**Written exercise**
Give back the whole listing exactly as shown.
****************
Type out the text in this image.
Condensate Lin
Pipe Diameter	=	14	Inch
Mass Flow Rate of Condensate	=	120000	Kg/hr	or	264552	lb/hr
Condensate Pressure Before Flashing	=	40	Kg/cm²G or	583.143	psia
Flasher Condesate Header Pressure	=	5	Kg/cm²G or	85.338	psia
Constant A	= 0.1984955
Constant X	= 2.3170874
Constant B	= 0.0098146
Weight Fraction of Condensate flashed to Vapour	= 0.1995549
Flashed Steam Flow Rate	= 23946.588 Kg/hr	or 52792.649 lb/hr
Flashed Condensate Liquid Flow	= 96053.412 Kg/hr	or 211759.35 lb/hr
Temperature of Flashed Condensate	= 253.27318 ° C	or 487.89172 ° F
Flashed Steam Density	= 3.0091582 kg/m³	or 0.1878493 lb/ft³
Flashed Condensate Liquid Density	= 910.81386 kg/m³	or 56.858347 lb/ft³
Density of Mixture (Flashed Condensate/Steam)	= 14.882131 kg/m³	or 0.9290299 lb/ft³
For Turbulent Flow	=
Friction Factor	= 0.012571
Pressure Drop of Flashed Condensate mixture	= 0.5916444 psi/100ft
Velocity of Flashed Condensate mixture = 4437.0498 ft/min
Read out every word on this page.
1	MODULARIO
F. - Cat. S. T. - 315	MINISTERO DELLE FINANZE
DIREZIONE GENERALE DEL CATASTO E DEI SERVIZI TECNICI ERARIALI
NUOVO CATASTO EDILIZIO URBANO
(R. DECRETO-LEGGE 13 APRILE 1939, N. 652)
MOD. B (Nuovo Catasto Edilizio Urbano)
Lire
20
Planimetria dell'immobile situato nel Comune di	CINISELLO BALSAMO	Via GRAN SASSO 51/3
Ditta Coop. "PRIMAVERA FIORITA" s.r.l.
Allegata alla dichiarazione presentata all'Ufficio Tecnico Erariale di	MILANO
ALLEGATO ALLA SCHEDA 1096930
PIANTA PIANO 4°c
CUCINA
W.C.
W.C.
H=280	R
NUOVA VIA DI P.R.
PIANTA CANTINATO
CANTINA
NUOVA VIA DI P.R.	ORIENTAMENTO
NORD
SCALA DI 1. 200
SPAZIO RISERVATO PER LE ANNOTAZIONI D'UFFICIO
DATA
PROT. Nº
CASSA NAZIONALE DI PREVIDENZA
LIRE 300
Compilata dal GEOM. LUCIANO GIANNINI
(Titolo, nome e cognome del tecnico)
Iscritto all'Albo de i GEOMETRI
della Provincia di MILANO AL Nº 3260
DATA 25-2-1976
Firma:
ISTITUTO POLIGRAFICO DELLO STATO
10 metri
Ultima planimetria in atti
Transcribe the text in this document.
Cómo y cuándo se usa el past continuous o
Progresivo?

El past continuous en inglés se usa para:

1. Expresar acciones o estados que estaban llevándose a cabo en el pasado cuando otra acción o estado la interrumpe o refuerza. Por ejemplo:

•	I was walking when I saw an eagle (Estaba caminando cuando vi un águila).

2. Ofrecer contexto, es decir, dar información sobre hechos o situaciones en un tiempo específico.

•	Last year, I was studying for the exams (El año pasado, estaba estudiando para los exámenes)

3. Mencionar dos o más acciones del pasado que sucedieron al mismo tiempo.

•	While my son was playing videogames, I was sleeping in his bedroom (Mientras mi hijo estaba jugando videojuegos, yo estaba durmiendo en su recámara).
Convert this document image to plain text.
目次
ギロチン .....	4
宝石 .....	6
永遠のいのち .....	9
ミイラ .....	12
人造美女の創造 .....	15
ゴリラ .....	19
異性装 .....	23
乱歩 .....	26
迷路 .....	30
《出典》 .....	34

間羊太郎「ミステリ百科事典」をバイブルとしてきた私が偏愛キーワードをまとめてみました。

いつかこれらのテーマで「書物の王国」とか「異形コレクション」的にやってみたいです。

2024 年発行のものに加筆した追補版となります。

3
****************
**Solution to this task**
Type out the text in this image.
Condensate Lin
Pipe Diameter	=	14	Inch
Mass Flow Rate of Condensate	=	120000	Kg/hr	or	264552	lb/hr
Condensate Pressure Before Flashing	=	40	Kg/cm²G or	583.143	psia
Flasher Condesate Header Pressure	=	5	Kg/cm²G or	85.338	psia
Constant A	= 0.1984955
Constant X	= 2.3170874
Constant B	= 0.0098146
Weight Fraction of Condensate flashed to Vapour	= 0.1995549
Flashed Steam Flow Rate	= 23946.588 Kg/hr	or 52792.649 lb/hr
Flashed Condensate Liquid Flow	= 96053.412 Kg/hr	or 211759.35 lb/hr
Temperature of Flashed Condensate	= 253.27318 ° C	or 487.89172 ° F
Flashed Steam Density	= 3.0091582 kg/m³	or 0.1878493 lb/ft³
Flashed Condensate Liquid Density	= 910.81386 kg/m³	or 56.858347 lb/ft³
Density of Mixture (Flashed Condensate/Steam)	= 14.882131 kg/m³	or 0.9290299 lb/ft³
For Turbulent Flow	=
Friction Factor	= 0.012571
Pressure Drop of Flashed Condensate mixture	= 0.5916444 psi/100ft
Velocity of Flashed Condensate mixture = 4437.0498 ft/min
Read out every word on this page.
1	MODULARIO
F. - Cat. S. T. - 315	MINISTERO DELLE FINANZE
DIREZIONE GENERALE DEL CATASTO E DEI SERVIZI TECNICI ERARIALI
NUOVO CATASTO EDILIZIO URBANO
(R. DECRETO-LEGGE 13 APRILE 1939, N. 652)
MOD. B (Nuovo Catasto Edilizio Urbano)
Lire
20
Planimetria dell'immobile situato nel Comune di	CINISELLO BALSAMO	Via GRAN SASSO 51/3
Ditta Coop. "PRIMAVERA FIORITA" s.r.l.
Allegata alla dichiarazione presentata all'Ufficio Tecnico Erariale di	MILANO
ALLEGATO ALLA SCHEDA 1096930
PIANTA PIANO 4°c
CUCINA
W.C.
W.C.
H=280	R
NUOVA VIA DI P.R.
PIANTA CANTINATO
CANTINA
NUOVA VIA DI P.R.	ORIENTAMENTO
NORD
SCALA DI 1. 200
SPAZIO RISERVATO PER LE ANNOTAZIONI D'UFFICIO
DATA
PROT. Nº
CASSA NAZIONALE DI PREVIDENZA
LIRE 300
Compilata dal GEOM. LUCIANO GIANNINI
(Titolo, nome e cognome del tecnico)
Iscritto all'Albo de i GEOMETRI
della Provincia di MILANO AL Nº 3260
DATA 25-2-1976
Firma:
ISTITUTO POLIGRAFICO DELLO STATO
10 metri
Ultima planimetria in atti
Transcribe the text in this document.
Cómo y cuándo se usa el past continuous o
Progresivo?

El past continuous en inglés se usa para:

1. Expresar acciones o estados que estaban llevándose a cabo en el pasado cuando otra acción o estado la interrumpe o refuerza. Por ejemplo:

•	I was walking when I saw an eagle (Estaba caminando cuando vi un águila).

2. Ofrecer contexto, es decir, dar información sobre hechos o situaciones en un tiempo específico.

•	Last year, I was studying for the exams (El año pasado, estaba estudiando para los exámenes)

3. Mencionar dos o más acciones del pasado que sucedieron al mismo tiempo.

•	While my son was playing videogames, I was sleeping in his bedroom (Mientras mi hijo estaba jugando videojuegos, yo estaba durmiendo en su recámara).
Convert this document image to plain text.
目次
ギロチン .....	4
宝石 .....	6
永遠のいのち .....	9
ミイラ .....	12
人造美女の創造 .....	15
ゴリラ .....	19
異性装 .....	23
乱歩 .....	26
迷路 .....	30
《出典》 .....	34

間羊太郎「ミステリ百科事典」をバイブルとしてきた私が偏愛キーワードをまとめてみました。

いつかこれらのテーマで「書物の王国」とか「異形コレクション」的にやってみたいです。

2024 年発行のものに加筆した追補版となります。

3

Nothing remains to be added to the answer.